# Start of Dataset extract

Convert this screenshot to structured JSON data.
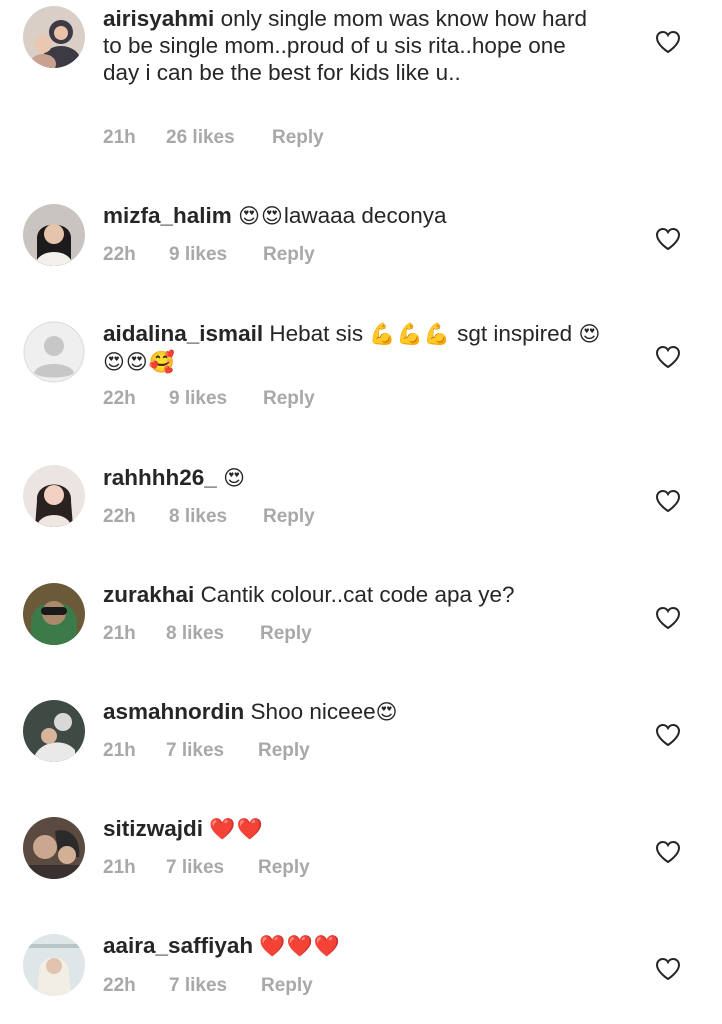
{
  "comments": [
    {
      "username": "airisyahmi",
      "text": "only single mom was know how hard to be single mom..proud of u sis rita..hope one day i can be the best for kids like u..",
      "emoji": "",
      "time": "21h",
      "likes": "26 likes",
      "reply": "Reply"
    },
    {
      "username": "mizfa_halim",
      "text": "",
      "emoji": "😍😍",
      "text_after": "lawaaa deconya",
      "time": "22h",
      "likes": "9 likes",
      "reply": "Reply"
    },
    {
      "username": "aidalina_ismail",
      "text": "Hebat sis",
      "emoji": "💪💪💪",
      "text_after": "sgt inspired",
      "emoji2": "😍😍😍🥰",
      "time": "22h",
      "likes": "9 likes",
      "reply": "Reply"
    },
    {
      "username": "rahhhh26_",
      "text": "",
      "emoji": "😍",
      "time": "22h",
      "likes": "8 likes",
      "reply": "Reply"
    },
    {
      "username": "zurakhai",
      "text": "Cantik colour..cat code apa ye?",
      "emoji": "",
      "time": "21h",
      "likes": "8 likes",
      "reply": "Reply"
    },
    {
      "username": "asmahnordin",
      "text": "Shoo niceee",
      "emoji": "😍",
      "time": "21h",
      "likes": "7 likes",
      "reply": "Reply"
    },
    {
      "username": "sitizwajdi",
      "text": "",
      "emoji": "❤️❤️",
      "time": "21h",
      "likes": "7 likes",
      "reply": "Reply"
    },
    {
      "username": "aaira_saffiyah",
      "text": "",
      "emoji": "❤️❤️❤️",
      "time": "22h",
      "likes": "7 likes",
      "reply": "Reply"
    }
  ],
  "icons": {
    "like": "heart-outline-icon",
    "avatar_default": "default-avatar-icon"
  },
  "colors": {
    "text": "#262626",
    "meta": "#a8a8a8",
    "heart_stroke": "#262626",
    "background": "#ffffff"
  }
}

# End of Dataset extract

Every record above should be transcribed exactly; the pictures stay out of the copy.

Final answer |
Convert this screenshot to structured JSON data.
{
  "comments": [
    {
      "username": "airisyahmi",
      "text": "only single mom was know how hard to be single mom..proud of u sis rita..hope one day i can be the best for kids like u..",
      "emoji": "",
      "time": "21h",
      "likes": "26 likes",
      "reply": "Reply"
    },
    {
      "username": "mizfa_halim",
      "text": "",
      "emoji": "😍😍",
      "text_after": "lawaaa deconya",
      "time": "22h",
      "likes": "9 likes",
      "reply": "Reply"
    },
    {
      "username": "aidalina_ismail",
      "text": "Hebat sis",
      "emoji": "💪💪💪",
      "text_after": "sgt inspired",
      "emoji2": "😍😍😍🥰",
      "time": "22h",
      "likes": "9 likes",
      "reply": "Reply"
    },
    {
      "username": "rahhhh26_",
      "text": "",
      "emoji": "😍",
      "time": "22h",
      "likes": "8 likes",
      "reply": "Reply"
    },
    {
      "username": "zurakhai",
      "text": "Cantik colour..cat code apa ye?",
      "emoji": "",
      "time": "21h",
      "likes": "8 likes",
      "reply": "Reply"
    },
    {
      "username": "asmahnordin",
      "text": "Shoo niceee",
      "emoji": "😍",
      "time": "21h",
      "likes": "7 likes",
      "reply": "Reply"
    },
    {
      "username": "sitizwajdi",
      "text": "",
      "emoji": "❤️❤️",
      "time": "21h",
      "likes": "7 likes",
      "reply": "Reply"
    },
    {
      "username": "aaira_saffiyah",
      "text": "",
      "emoji": "❤️❤️❤️",
      "time": "22h",
      "likes": "7 likes",
      "reply": "Reply"
    }
  ],
  "icons": {
    "like": "heart-outline-icon",
    "avatar_default": "default-avatar-icon"
  },
  "colors": {
    "text": "#262626",
    "meta": "#a8a8a8",
    "heart_stroke": "#262626",
    "background": "#ffffff"
  }
}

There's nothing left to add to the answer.